+++ Provided information

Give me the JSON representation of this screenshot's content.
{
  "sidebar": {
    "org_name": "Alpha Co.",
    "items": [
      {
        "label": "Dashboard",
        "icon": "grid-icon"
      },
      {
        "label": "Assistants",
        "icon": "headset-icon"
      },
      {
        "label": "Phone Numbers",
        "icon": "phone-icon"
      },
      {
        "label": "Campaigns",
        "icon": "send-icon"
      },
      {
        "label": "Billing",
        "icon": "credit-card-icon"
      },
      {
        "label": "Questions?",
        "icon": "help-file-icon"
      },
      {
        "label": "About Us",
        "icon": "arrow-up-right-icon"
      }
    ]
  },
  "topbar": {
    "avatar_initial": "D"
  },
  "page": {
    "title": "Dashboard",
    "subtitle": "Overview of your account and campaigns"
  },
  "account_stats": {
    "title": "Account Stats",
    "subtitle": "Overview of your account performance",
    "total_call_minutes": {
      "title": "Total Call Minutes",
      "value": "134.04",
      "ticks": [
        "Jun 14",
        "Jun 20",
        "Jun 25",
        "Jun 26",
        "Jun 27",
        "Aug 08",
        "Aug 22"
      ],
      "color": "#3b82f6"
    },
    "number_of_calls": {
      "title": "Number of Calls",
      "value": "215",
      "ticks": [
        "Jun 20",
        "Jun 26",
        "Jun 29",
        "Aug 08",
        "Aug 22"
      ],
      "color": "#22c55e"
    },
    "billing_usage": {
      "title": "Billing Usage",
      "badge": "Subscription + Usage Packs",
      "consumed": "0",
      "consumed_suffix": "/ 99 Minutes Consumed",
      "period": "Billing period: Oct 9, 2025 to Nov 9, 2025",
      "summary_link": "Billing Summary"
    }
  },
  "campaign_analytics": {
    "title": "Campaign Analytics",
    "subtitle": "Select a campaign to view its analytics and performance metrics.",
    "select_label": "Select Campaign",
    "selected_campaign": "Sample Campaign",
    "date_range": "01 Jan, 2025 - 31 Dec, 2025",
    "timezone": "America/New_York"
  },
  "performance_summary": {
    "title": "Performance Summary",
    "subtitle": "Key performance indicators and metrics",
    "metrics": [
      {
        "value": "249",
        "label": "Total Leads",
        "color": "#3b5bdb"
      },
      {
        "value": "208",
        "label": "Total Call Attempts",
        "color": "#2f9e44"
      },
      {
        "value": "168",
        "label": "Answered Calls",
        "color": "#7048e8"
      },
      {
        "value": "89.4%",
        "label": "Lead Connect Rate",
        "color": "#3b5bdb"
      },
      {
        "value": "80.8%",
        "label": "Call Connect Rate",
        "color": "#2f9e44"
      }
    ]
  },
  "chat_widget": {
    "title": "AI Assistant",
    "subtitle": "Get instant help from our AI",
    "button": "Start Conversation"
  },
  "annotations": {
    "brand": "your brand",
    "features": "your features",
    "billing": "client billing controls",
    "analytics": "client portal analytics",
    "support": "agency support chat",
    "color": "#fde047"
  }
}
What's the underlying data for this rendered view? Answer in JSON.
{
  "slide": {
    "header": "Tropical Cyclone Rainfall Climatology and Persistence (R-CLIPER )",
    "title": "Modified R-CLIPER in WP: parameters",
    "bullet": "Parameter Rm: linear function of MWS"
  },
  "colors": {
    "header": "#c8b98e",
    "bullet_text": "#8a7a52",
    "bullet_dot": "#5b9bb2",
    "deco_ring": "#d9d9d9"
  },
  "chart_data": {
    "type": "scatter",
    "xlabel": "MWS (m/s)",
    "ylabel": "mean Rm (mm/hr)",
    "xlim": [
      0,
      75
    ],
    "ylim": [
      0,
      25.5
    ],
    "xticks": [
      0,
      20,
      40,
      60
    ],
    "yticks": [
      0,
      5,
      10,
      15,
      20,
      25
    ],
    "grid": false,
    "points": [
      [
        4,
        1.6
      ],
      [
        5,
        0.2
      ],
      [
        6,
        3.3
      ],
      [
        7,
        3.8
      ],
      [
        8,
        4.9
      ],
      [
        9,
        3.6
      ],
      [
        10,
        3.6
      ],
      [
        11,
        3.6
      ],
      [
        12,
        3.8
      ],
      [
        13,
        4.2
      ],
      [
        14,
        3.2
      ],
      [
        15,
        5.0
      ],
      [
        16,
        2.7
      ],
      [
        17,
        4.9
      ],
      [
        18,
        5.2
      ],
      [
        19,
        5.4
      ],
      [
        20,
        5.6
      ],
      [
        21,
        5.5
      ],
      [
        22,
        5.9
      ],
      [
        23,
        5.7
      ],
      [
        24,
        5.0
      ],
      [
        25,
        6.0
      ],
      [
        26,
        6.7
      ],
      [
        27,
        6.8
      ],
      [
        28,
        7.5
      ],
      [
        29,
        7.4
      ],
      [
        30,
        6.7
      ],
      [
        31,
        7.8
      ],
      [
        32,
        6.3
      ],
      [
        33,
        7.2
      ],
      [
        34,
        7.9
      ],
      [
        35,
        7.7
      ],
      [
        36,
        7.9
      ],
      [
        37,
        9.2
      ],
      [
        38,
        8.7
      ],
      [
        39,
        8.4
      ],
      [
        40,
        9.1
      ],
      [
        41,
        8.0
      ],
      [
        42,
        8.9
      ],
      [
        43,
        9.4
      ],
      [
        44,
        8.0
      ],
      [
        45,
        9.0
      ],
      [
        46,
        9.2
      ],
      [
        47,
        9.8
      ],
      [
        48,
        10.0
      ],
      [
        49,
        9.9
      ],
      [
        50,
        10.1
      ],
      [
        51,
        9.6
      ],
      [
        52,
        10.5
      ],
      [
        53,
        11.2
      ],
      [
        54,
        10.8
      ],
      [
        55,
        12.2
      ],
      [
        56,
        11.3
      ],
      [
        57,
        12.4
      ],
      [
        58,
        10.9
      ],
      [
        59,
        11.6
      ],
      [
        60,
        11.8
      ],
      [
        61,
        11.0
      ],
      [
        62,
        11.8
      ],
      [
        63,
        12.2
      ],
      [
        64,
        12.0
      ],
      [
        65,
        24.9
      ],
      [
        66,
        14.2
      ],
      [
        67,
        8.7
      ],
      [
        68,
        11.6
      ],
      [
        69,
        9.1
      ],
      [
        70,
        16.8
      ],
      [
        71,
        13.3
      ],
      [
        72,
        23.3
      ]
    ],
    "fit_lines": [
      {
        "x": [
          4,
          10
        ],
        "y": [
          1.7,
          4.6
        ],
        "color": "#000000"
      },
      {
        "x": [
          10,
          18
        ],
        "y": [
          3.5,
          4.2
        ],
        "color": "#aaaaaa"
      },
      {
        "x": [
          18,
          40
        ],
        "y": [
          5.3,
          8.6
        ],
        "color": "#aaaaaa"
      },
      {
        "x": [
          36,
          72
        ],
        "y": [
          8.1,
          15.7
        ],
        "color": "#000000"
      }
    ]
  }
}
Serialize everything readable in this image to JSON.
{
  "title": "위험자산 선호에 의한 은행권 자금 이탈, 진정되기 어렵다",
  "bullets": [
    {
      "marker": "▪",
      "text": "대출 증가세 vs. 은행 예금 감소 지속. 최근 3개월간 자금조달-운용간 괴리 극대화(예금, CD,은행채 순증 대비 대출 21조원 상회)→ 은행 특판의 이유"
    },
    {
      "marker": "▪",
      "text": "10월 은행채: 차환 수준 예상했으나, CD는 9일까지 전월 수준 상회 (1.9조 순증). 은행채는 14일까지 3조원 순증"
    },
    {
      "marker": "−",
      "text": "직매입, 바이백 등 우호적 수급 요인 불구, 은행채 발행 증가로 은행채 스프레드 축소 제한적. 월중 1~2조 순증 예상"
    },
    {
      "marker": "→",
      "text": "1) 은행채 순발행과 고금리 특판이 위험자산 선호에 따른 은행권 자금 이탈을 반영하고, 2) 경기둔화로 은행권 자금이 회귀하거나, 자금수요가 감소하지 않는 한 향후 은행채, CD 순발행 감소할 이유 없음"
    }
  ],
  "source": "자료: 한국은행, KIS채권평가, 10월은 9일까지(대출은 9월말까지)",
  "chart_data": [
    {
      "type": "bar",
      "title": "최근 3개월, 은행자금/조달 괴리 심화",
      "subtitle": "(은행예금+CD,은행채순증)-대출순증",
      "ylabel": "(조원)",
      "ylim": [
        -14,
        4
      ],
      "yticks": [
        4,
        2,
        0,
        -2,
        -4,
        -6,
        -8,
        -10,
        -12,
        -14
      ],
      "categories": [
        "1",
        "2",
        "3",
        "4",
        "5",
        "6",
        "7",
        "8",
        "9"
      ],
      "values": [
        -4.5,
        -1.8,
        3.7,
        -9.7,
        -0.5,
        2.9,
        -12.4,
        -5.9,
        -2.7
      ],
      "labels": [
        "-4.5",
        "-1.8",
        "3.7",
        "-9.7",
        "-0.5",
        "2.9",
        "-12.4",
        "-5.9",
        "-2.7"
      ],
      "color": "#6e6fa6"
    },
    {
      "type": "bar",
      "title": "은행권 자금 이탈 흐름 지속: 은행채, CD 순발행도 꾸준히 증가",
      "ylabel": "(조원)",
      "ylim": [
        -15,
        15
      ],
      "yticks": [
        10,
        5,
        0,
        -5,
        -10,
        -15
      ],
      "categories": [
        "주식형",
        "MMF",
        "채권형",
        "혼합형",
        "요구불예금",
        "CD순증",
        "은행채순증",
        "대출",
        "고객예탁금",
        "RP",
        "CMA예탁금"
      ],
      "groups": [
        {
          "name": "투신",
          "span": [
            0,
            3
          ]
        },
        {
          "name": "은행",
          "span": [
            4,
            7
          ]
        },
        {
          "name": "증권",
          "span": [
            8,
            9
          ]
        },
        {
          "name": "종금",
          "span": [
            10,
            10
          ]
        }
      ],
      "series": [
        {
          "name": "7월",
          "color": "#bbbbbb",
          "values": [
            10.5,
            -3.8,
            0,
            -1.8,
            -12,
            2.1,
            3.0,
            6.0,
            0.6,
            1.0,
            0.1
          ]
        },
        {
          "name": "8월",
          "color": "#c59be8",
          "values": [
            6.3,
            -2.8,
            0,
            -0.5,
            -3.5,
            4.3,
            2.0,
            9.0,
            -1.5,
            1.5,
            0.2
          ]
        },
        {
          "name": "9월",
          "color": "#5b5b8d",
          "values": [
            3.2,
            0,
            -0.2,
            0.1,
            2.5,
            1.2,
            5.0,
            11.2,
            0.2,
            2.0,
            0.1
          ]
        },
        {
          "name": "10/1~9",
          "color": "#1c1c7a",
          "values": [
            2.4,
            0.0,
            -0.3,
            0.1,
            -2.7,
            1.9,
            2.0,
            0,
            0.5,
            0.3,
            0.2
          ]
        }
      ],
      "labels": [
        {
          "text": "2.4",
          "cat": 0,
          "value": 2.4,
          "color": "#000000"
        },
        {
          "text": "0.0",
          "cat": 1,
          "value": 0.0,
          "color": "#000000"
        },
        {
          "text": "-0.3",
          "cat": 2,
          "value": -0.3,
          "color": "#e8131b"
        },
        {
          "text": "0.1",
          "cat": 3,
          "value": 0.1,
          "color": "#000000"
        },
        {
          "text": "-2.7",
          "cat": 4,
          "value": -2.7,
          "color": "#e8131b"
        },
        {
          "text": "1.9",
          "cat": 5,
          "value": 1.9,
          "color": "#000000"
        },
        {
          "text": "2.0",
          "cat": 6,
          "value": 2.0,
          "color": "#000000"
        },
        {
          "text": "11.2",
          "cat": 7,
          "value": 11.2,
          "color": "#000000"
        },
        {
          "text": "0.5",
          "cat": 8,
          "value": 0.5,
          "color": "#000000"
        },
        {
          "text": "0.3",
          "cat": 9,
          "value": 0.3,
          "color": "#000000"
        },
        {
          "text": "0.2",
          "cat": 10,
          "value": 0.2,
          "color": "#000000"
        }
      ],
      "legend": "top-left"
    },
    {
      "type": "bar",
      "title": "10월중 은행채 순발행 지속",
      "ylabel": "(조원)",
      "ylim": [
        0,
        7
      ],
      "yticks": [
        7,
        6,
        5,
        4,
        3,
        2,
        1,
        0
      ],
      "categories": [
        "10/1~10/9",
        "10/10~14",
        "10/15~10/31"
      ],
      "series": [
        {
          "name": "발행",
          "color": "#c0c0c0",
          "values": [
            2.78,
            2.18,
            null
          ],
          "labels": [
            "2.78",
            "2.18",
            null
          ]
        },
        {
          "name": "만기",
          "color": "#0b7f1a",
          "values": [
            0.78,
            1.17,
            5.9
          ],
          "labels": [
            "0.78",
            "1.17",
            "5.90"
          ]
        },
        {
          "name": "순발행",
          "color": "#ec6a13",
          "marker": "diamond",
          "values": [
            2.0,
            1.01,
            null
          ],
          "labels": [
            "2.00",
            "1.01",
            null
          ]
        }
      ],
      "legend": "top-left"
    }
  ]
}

++++++

### Goal
State the number of lines in the data that include the string "your", and add nothing else.

### Exercise result
4